** START OF Records provided **

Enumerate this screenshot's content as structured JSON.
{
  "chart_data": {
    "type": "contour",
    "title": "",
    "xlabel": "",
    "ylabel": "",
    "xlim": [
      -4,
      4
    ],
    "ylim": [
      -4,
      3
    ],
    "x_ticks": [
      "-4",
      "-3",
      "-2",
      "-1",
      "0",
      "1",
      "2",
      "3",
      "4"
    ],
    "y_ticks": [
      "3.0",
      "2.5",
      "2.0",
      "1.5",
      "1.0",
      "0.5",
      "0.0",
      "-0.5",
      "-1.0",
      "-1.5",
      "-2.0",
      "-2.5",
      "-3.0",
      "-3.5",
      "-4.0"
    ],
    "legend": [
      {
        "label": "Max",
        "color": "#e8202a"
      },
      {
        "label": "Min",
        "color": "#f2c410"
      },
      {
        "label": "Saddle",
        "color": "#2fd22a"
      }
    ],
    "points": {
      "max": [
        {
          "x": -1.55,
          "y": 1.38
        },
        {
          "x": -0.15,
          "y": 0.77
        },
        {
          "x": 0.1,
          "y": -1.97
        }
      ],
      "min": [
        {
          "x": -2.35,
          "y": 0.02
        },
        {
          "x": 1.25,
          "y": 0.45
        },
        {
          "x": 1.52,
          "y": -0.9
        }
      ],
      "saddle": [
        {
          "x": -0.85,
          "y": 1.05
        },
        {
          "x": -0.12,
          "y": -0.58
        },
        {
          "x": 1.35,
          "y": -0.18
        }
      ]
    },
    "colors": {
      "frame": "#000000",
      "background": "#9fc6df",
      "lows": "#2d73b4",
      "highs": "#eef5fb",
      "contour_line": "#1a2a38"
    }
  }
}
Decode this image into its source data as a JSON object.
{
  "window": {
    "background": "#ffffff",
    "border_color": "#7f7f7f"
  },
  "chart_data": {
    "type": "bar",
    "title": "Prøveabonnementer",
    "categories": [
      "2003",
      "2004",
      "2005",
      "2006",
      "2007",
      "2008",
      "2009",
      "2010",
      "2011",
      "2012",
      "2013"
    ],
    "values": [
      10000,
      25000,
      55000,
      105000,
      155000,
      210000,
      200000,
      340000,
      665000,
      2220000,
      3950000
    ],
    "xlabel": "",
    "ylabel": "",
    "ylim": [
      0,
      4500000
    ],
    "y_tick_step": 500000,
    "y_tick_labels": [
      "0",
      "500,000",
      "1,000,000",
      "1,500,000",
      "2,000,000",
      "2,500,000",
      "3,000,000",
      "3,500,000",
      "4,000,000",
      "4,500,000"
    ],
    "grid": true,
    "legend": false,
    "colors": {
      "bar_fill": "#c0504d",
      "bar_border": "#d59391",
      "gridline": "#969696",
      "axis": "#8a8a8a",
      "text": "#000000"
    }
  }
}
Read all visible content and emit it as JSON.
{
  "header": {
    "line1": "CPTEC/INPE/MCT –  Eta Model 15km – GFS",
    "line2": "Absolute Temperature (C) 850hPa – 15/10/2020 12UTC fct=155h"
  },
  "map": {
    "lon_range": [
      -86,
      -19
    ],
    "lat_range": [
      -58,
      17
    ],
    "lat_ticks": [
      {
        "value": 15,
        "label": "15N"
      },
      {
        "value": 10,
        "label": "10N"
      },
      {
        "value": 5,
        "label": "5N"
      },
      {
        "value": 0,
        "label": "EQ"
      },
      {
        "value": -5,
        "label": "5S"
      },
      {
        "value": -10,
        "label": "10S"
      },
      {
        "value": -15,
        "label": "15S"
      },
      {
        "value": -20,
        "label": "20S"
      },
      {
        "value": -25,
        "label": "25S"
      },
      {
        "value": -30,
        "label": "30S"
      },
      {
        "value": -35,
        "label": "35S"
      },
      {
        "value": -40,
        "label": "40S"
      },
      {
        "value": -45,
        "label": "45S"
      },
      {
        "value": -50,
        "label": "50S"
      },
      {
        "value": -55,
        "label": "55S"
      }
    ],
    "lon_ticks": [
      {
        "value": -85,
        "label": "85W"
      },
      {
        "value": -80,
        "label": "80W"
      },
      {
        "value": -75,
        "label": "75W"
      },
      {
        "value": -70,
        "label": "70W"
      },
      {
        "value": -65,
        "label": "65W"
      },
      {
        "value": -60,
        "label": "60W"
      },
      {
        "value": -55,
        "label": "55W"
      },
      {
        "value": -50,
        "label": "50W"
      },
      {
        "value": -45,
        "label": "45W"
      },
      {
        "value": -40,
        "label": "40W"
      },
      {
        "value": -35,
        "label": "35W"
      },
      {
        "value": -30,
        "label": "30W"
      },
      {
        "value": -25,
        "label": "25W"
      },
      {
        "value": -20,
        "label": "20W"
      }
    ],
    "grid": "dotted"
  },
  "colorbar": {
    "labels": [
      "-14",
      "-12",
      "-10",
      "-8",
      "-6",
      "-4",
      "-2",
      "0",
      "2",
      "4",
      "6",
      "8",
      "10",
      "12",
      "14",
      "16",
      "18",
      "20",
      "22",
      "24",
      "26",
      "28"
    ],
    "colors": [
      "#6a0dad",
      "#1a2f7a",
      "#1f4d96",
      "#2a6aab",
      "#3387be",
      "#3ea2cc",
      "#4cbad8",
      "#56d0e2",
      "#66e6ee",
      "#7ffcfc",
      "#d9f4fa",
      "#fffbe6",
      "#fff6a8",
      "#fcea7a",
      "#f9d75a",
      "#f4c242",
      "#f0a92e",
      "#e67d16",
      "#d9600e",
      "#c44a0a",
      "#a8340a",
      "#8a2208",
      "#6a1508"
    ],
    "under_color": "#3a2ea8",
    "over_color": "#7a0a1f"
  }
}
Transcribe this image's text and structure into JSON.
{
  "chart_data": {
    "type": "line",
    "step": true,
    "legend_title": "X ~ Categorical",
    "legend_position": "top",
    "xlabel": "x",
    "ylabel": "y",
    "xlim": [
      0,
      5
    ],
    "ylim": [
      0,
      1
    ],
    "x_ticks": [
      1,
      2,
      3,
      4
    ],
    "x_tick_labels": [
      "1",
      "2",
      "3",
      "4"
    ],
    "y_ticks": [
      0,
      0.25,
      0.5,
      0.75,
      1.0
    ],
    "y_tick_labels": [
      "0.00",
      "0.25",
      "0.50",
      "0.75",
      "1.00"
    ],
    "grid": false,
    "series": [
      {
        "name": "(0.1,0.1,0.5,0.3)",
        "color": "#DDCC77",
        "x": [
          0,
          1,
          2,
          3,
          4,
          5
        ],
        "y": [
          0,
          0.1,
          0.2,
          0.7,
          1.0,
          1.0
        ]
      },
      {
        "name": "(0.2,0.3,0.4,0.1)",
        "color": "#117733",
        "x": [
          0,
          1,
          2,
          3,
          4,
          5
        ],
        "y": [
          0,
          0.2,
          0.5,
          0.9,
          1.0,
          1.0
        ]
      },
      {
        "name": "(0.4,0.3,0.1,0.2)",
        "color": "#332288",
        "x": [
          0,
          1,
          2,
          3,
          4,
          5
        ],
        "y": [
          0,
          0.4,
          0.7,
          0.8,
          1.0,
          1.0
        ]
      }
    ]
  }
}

** END OF Records provided **

- Work to complete:
Beginning with the line that contains "Transcribe this image's", repeat every line through the end of the records and nothing more.

- Result:
Transcribe this image's text and structure into JSON.
{
  "chart_data": {
    "type": "line",
    "step": true,
    "legend_title": "X ~ Categorical",
    "legend_position": "top",
    "xlabel": "x",
    "ylabel": "y",
    "xlim": [
      0,
      5
    ],
    "ylim": [
      0,
      1
    ],
    "x_ticks": [
      1,
      2,
      3,
      4
    ],
    "x_tick_labels": [
      "1",
      "2",
      "3",
      "4"
    ],
    "y_ticks": [
      0,
      0.25,
      0.5,
      0.75,
      1.0
    ],
    "y_tick_labels": [
      "0.00",
      "0.25",
      "0.50",
      "0.75",
      "1.00"
    ],
    "grid": false,
    "series": [
      {
        "name": "(0.1,0.1,0.5,0.3)",
        "color": "#DDCC77",
        "x": [
          0,
          1,
          2,
          3,
          4,
          5
        ],
        "y": [
          0,
          0.1,
          0.2,
          0.7,
          1.0,
          1.0
        ]
      },
      {
        "name": "(0.2,0.3,0.4,0.1)",
        "color": "#117733",
        "x": [
          0,
          1,
          2,
          3,
          4,
          5
        ],
        "y": [
          0,
          0.2,
          0.5,
          0.9,
          1.0,
          1.0
        ]
      },
      {
        "name": "(0.4,0.3,0.1,0.2)",
        "color": "#332288",
        "x": [
          0,
          1,
          2,
          3,
          4,
          5
        ],
        "y": [
          0,
          0.4,
          0.7,
          0.8,
          1.0,
          1.0
        ]
      }
    ]
  }
}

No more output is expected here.